-- Do this --
From the listing below, work out how many lines contain "weight". Reply with that number only.

-- Supplied data --
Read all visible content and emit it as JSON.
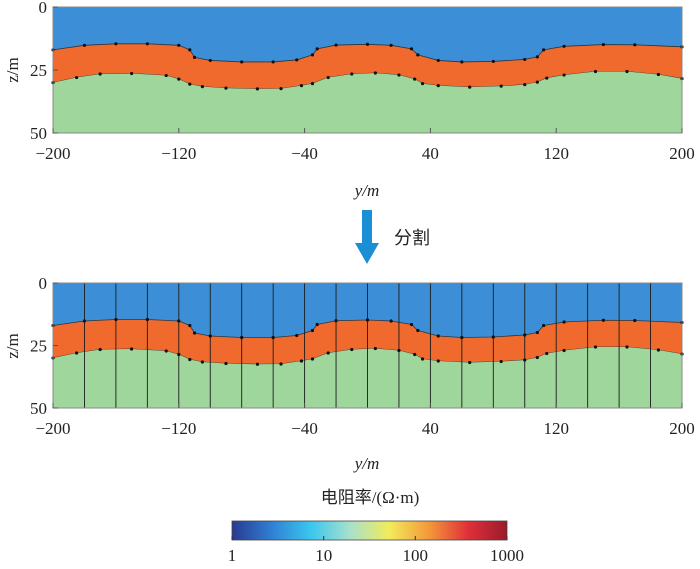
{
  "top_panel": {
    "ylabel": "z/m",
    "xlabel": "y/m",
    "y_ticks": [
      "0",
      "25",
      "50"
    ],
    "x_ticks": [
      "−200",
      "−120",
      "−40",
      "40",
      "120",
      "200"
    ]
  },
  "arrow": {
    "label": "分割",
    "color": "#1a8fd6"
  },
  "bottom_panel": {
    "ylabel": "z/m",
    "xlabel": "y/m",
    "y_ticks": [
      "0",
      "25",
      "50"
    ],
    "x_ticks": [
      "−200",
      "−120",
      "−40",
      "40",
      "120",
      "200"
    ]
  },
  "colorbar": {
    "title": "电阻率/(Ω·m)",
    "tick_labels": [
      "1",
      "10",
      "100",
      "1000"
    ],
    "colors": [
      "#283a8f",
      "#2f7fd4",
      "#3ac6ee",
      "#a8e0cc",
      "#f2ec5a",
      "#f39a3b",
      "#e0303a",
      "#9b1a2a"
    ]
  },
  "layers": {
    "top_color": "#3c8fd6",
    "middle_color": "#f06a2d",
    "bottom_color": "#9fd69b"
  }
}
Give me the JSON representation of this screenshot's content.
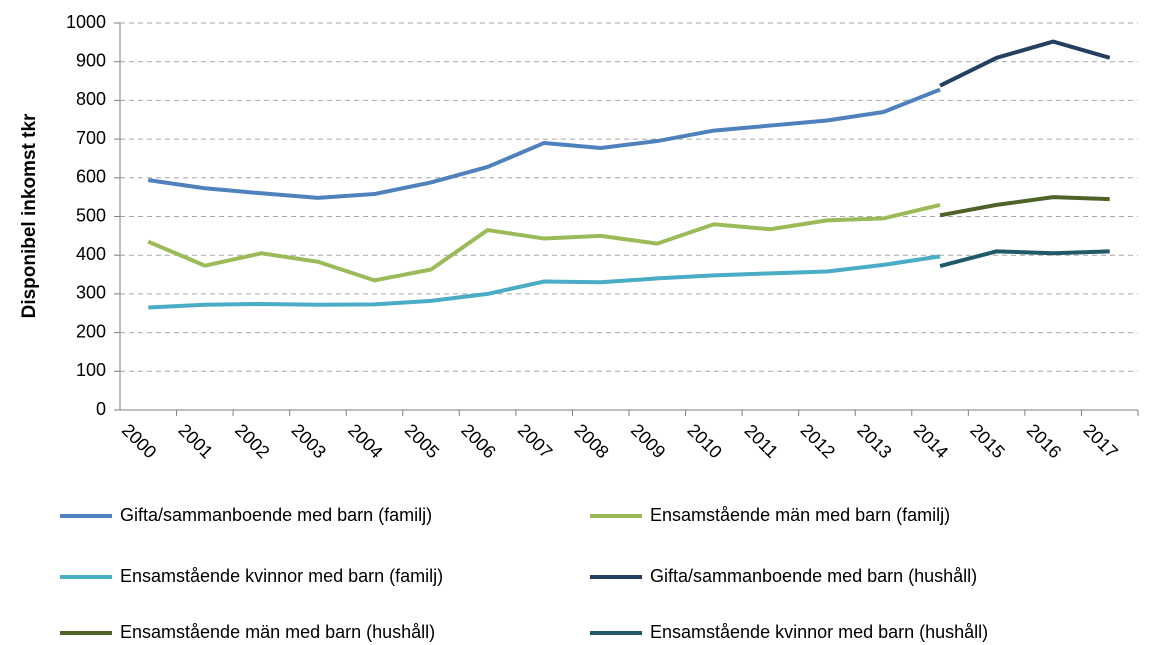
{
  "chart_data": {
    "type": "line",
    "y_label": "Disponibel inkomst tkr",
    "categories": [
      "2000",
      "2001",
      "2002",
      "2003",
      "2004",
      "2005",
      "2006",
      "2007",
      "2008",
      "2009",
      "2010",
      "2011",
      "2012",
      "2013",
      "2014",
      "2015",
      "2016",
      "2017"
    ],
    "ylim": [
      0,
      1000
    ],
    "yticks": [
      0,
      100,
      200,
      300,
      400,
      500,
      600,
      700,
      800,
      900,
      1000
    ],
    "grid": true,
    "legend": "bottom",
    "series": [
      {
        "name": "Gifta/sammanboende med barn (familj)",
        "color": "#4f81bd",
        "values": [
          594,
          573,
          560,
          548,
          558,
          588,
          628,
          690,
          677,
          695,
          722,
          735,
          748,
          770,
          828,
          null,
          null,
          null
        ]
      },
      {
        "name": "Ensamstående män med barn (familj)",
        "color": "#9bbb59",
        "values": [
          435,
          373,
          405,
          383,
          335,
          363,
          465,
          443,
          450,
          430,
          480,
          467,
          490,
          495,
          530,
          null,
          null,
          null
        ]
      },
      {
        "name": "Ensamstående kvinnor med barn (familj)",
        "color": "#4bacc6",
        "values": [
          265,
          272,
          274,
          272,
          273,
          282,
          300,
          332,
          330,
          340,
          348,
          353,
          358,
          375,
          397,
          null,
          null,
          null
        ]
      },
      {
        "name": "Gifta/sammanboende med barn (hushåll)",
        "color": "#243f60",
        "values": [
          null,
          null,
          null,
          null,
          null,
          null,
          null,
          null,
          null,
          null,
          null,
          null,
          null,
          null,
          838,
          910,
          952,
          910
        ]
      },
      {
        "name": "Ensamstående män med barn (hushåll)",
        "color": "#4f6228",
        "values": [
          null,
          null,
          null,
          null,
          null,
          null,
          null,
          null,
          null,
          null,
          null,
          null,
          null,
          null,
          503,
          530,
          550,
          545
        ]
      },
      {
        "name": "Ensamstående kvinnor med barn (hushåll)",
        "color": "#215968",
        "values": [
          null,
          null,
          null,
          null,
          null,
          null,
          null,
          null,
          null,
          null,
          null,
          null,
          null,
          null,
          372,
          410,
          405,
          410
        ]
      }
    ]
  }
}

==

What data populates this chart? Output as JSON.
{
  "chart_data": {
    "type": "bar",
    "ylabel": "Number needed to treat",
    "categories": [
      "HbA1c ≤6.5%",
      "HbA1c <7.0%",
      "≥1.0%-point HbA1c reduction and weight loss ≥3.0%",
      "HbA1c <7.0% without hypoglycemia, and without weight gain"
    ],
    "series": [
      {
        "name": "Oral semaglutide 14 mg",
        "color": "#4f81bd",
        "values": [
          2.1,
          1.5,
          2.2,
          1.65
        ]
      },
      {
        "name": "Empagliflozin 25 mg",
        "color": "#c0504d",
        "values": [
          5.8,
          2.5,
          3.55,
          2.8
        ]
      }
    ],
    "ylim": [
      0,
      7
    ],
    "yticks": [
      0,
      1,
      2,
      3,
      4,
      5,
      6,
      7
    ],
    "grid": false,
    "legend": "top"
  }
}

...

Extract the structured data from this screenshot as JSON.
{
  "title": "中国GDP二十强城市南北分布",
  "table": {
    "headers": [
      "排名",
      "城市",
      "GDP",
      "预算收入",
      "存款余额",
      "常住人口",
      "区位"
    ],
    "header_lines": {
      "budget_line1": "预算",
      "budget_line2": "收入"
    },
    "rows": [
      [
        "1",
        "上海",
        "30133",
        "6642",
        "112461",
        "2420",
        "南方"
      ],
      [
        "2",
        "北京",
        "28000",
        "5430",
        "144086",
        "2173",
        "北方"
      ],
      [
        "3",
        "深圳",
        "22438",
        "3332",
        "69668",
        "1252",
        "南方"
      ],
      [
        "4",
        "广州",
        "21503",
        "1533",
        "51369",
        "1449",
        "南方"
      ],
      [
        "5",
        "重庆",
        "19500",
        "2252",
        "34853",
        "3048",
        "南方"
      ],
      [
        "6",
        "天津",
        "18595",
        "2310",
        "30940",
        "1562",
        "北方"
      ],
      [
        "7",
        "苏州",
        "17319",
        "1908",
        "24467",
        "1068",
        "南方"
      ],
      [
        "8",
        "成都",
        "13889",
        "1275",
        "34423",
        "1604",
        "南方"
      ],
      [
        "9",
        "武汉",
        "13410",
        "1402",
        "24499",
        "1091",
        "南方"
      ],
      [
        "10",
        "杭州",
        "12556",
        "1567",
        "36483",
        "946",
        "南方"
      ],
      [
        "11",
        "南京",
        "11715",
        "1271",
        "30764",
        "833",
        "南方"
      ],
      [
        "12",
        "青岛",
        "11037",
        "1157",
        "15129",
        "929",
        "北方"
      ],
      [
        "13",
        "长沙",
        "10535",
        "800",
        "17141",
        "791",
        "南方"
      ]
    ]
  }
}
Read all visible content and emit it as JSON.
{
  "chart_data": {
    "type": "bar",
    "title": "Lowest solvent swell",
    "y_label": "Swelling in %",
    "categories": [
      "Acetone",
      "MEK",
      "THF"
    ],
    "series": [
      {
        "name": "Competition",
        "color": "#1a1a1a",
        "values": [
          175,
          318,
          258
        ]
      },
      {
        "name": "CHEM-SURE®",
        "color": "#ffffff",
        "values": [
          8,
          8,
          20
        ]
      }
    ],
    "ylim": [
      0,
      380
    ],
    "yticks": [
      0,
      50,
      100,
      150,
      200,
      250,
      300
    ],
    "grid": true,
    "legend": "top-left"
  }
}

-- Response to the exercise --
2